__Given request__: Leave out the pictures and repeat the data exactly.

__Supplied information__:
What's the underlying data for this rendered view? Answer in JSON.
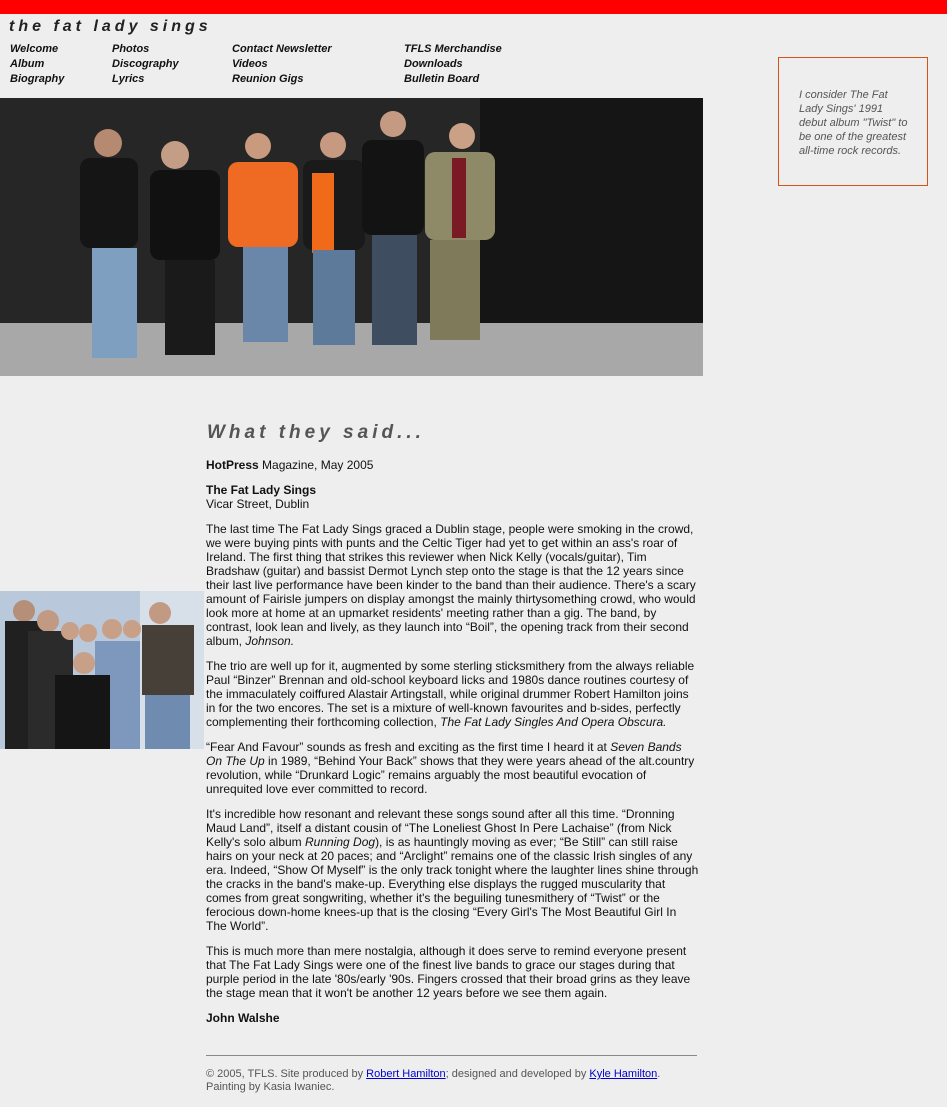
{
  "site": {
    "title": "the fat lady sings"
  },
  "nav": {
    "col1": [
      "Welcome",
      "Album",
      "Biography"
    ],
    "col2": [
      "Photos",
      "Discography",
      "Lyrics"
    ],
    "col3": [
      "Contact Newsletter",
      "Videos",
      "Reunion Gigs"
    ],
    "col4": [
      "TFLS Merchandise",
      "Downloads",
      "Bulletin Board"
    ]
  },
  "quote": "I consider The Fat Lady Sings' 1991 debut album \"Twist\" to be one of the greatest all-time rock records.",
  "heading": "What they said...",
  "article": {
    "source_bold": "HotPress",
    "source_rest": " Magazine, May 2005",
    "event_title": "The Fat Lady Sings",
    "venue": "Vicar Street, Dublin",
    "p1": "The last time The Fat Lady Sings graced a Dublin stage, people were smoking in the crowd, we were buying pints with punts and the Celtic Tiger had yet to get within an ass's roar of Ireland.  The first thing that strikes this reviewer when Nick Kelly (vocals/guitar), Tim Bradshaw (guitar) and bassist Dermot Lynch step onto the stage is that the 12 years since their last live performance have been kinder to the band than their audience.  There's a scary amount of Fairisle jumpers on display amongst the mainly thirtysomething crowd, who would look more at home at an upmarket residents' meeting rather than a gig.  The band, by contrast, look lean and lively, as they launch into “Boil”, the opening track from their second album, ",
    "p1_italic": "Johnson.",
    "p2": "The trio are well up for it, augmented by some sterling sticksmithery from the always reliable Paul “Binzer” Brennan and old-school keyboard licks and 1980s dance routines courtesy of the immaculately coiffured Alastair Artingstall, while original drummer Robert Hamilton joins in for the two encores.  The set is a mixture of well-known favourites and b-sides, perfectly complementing their forthcoming collection, ",
    "p2_italic": "The Fat Lady Singles And Opera Obscura.",
    "p3_a": "“Fear And Favour” sounds as fresh and exciting as the first time I heard it at ",
    "p3_italic": "Seven Bands On The Up",
    "p3_b": " in 1989, “Behind Your Back” shows that they were years ahead of the alt.country revolution, while “Drunkard Logic” remains arguably the most beautiful evocation of unrequited love ever committed to record.",
    "p4_a": "It's incredible how resonant and relevant these songs sound after all this time.  “Dronning Maud Land”, itself a distant cousin of “The Loneliest Ghost In Pere Lachaise” (from Nick Kelly's solo album ",
    "p4_italic": "Running Dog",
    "p4_b": "), is as hauntingly moving as ever; “Be Still” can still raise hairs on your neck at 20 paces; and “Arclight” remains one of the classic Irish singles of any era.  Indeed, “Show Of Myself” is the only track tonight where the laughter lines shine through the cracks in the band's make-up.  Everything else displays the rugged muscularity that comes from great songwriting, whether it's the beguiling tunesmithery of “Twist” or the ferocious down-home knees-up that is the closing “Every Girl's The Most Beautiful Girl In The World”.",
    "p5": "This is much more than mere nostalgia, although it does serve to remind everyone present that The Fat Lady Sings were one of the finest live bands to grace our stages during that purple period in the late '80s/early '90s.  Fingers crossed that their broad grins as they leave the stage mean that it won't be another 12 years before we see them again.",
    "author": "John Walshe"
  },
  "footer": {
    "pre": "© 2005, TFLS. Site produced by ",
    "link1": "Robert Hamilton",
    "mid": "; designed and developed by ",
    "link2": "Kyle Hamilton",
    "post": ".",
    "line2": "Painting by Kasia Iwaniec."
  },
  "colors": {
    "topbar": "#ff0000",
    "quote_border": "#d5521b",
    "link": "#0000cc"
  }
}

__Completed exercise__:
What's the underlying data for this rendered view? Answer in JSON.
{
  "site": {
    "title": "the fat lady sings"
  },
  "nav": {
    "col1": [
      "Welcome",
      "Album",
      "Biography"
    ],
    "col2": [
      "Photos",
      "Discography",
      "Lyrics"
    ],
    "col3": [
      "Contact Newsletter",
      "Videos",
      "Reunion Gigs"
    ],
    "col4": [
      "TFLS Merchandise",
      "Downloads",
      "Bulletin Board"
    ]
  },
  "quote": "I consider The Fat Lady Sings' 1991 debut album \"Twist\" to be one of the greatest all-time rock records.",
  "heading": "What they said...",
  "article": {
    "source_bold": "HotPress",
    "source_rest": " Magazine, May 2005",
    "event_title": "The Fat Lady Sings",
    "venue": "Vicar Street, Dublin",
    "p1": "The last time The Fat Lady Sings graced a Dublin stage, people were smoking in the crowd, we were buying pints with punts and the Celtic Tiger had yet to get within an ass's roar of Ireland.  The first thing that strikes this reviewer when Nick Kelly (vocals/guitar), Tim Bradshaw (guitar) and bassist Dermot Lynch step onto the stage is that the 12 years since their last live performance have been kinder to the band than their audience.  There's a scary amount of Fairisle jumpers on display amongst the mainly thirtysomething crowd, who would look more at home at an upmarket residents' meeting rather than a gig.  The band, by contrast, look lean and lively, as they launch into “Boil”, the opening track from their second album, ",
    "p1_italic": "Johnson.",
    "p2": "The trio are well up for it, augmented by some sterling sticksmithery from the always reliable Paul “Binzer” Brennan and old-school keyboard licks and 1980s dance routines courtesy of the immaculately coiffured Alastair Artingstall, while original drummer Robert Hamilton joins in for the two encores.  The set is a mixture of well-known favourites and b-sides, perfectly complementing their forthcoming collection, ",
    "p2_italic": "The Fat Lady Singles And Opera Obscura.",
    "p3_a": "“Fear And Favour” sounds as fresh and exciting as the first time I heard it at ",
    "p3_italic": "Seven Bands On The Up",
    "p3_b": " in 1989, “Behind Your Back” shows that they were years ahead of the alt.country revolution, while “Drunkard Logic” remains arguably the most beautiful evocation of unrequited love ever committed to record.",
    "p4_a": "It's incredible how resonant and relevant these songs sound after all this time.  “Dronning Maud Land”, itself a distant cousin of “The Loneliest Ghost In Pere Lachaise” (from Nick Kelly's solo album ",
    "p4_italic": "Running Dog",
    "p4_b": "), is as hauntingly moving as ever; “Be Still” can still raise hairs on your neck at 20 paces; and “Arclight” remains one of the classic Irish singles of any era.  Indeed, “Show Of Myself” is the only track tonight where the laughter lines shine through the cracks in the band's make-up.  Everything else displays the rugged muscularity that comes from great songwriting, whether it's the beguiling tunesmithery of “Twist” or the ferocious down-home knees-up that is the closing “Every Girl's The Most Beautiful Girl In The World”.",
    "p5": "This is much more than mere nostalgia, although it does serve to remind everyone present that The Fat Lady Sings were one of the finest live bands to grace our stages during that purple period in the late '80s/early '90s.  Fingers crossed that their broad grins as they leave the stage mean that it won't be another 12 years before we see them again.",
    "author": "John Walshe"
  },
  "footer": {
    "pre": "© 2005, TFLS. Site produced by ",
    "link1": "Robert Hamilton",
    "mid": "; designed and developed by ",
    "link2": "Kyle Hamilton",
    "post": ".",
    "line2": "Painting by Kasia Iwaniec."
  },
  "colors": {
    "topbar": "#ff0000",
    "quote_border": "#d5521b",
    "link": "#0000cc"
  }
}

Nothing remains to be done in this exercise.